■ Exercise instructions
Copy out every line that contains "JSON".
:: Data to use ::
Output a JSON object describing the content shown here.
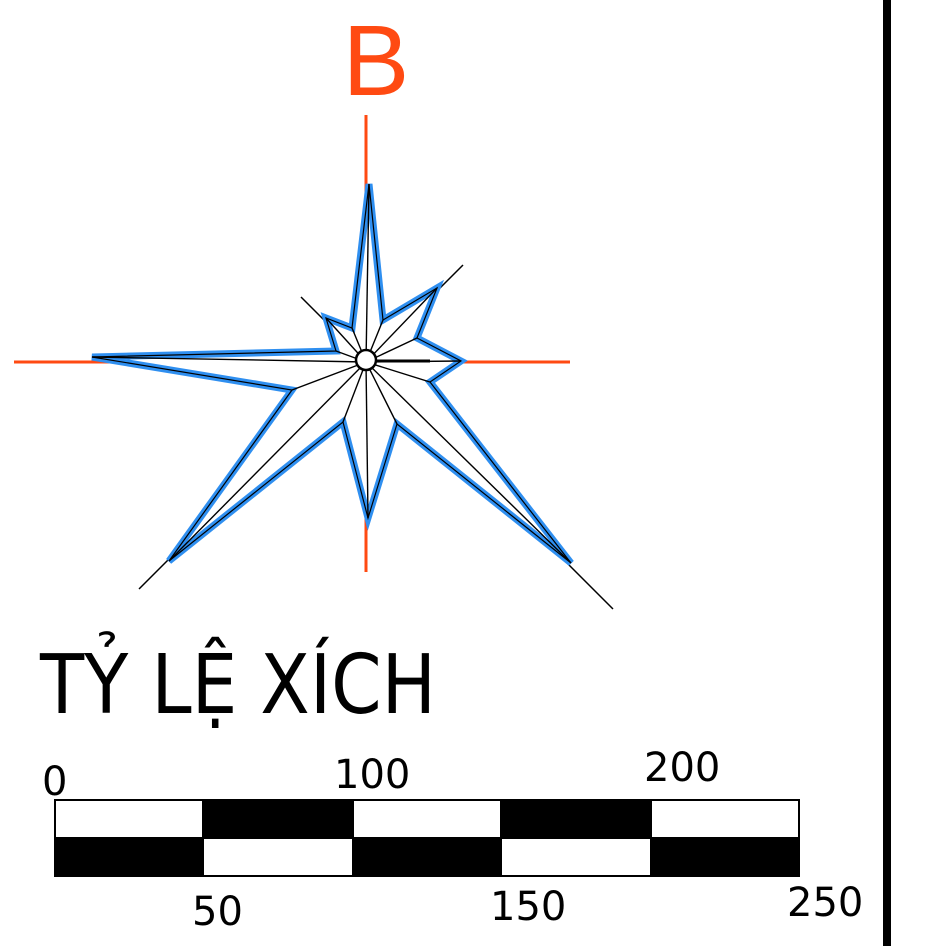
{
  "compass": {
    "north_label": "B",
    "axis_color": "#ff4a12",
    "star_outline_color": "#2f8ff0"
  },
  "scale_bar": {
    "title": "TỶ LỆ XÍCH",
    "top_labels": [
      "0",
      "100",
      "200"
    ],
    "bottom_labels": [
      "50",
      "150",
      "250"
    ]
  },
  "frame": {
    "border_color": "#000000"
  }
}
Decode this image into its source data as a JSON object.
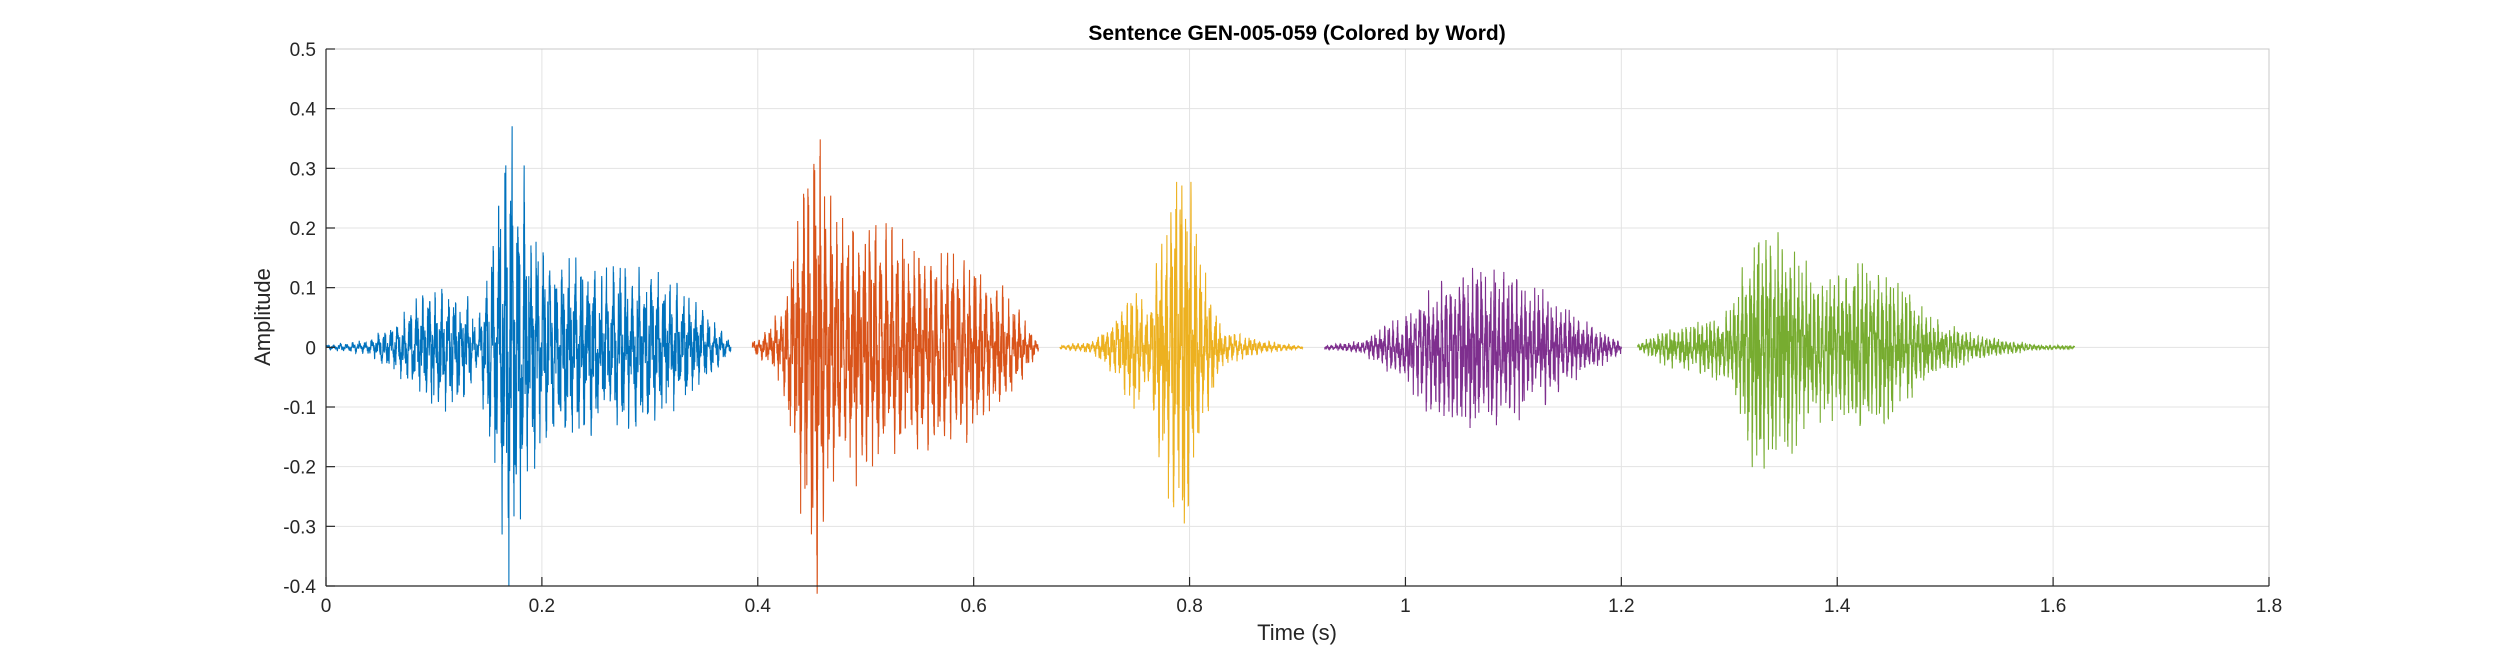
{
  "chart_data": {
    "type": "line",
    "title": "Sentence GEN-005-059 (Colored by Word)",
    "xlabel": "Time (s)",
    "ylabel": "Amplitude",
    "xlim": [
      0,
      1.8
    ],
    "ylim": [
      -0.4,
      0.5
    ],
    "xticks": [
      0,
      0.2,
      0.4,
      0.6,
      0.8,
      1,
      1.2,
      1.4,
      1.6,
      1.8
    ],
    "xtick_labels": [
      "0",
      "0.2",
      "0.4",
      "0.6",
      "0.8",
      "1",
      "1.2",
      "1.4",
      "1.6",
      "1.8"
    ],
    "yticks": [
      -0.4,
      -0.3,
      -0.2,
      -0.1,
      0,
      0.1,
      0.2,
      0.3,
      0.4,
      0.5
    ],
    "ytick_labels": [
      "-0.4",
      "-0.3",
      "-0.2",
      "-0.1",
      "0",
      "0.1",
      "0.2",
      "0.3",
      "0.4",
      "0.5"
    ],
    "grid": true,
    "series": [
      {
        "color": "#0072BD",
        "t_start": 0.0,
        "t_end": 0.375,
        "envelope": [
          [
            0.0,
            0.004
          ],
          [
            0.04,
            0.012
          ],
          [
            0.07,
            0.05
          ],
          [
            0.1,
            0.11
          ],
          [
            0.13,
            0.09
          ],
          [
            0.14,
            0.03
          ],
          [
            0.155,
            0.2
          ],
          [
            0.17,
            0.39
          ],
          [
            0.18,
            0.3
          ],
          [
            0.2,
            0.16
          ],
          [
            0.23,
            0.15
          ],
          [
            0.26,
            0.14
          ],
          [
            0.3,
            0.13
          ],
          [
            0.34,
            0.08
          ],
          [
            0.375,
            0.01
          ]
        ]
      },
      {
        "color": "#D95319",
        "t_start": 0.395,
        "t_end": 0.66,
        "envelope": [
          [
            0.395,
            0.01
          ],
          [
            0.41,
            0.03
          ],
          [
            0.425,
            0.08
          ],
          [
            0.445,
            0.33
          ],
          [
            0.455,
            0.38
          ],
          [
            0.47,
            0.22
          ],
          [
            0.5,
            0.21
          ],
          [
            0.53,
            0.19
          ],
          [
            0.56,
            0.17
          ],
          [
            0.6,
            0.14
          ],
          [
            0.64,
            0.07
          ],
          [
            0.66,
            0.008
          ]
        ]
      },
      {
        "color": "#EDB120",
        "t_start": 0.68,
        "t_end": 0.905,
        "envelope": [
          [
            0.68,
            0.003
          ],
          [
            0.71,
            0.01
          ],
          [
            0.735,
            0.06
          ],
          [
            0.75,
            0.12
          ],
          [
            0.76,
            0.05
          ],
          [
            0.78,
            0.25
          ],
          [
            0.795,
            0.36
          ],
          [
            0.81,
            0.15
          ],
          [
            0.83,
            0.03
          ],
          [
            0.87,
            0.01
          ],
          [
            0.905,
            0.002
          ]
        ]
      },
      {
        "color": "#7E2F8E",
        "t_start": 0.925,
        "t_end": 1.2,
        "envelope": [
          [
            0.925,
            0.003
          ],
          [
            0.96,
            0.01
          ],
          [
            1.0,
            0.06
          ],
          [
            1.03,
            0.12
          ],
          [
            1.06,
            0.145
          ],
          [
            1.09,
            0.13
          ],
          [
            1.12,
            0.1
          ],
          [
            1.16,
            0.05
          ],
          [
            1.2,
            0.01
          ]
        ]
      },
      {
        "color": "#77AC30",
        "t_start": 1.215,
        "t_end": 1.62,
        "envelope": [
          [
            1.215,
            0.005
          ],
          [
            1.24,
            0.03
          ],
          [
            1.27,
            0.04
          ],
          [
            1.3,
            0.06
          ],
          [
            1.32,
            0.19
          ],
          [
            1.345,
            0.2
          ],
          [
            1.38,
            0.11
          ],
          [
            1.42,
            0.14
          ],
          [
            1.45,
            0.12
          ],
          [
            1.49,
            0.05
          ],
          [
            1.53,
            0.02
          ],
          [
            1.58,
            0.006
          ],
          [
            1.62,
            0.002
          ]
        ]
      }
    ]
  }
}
:::
■ Final result
Output a JSON object describing the content shown here.
Decode this image into its source data as a JSON object.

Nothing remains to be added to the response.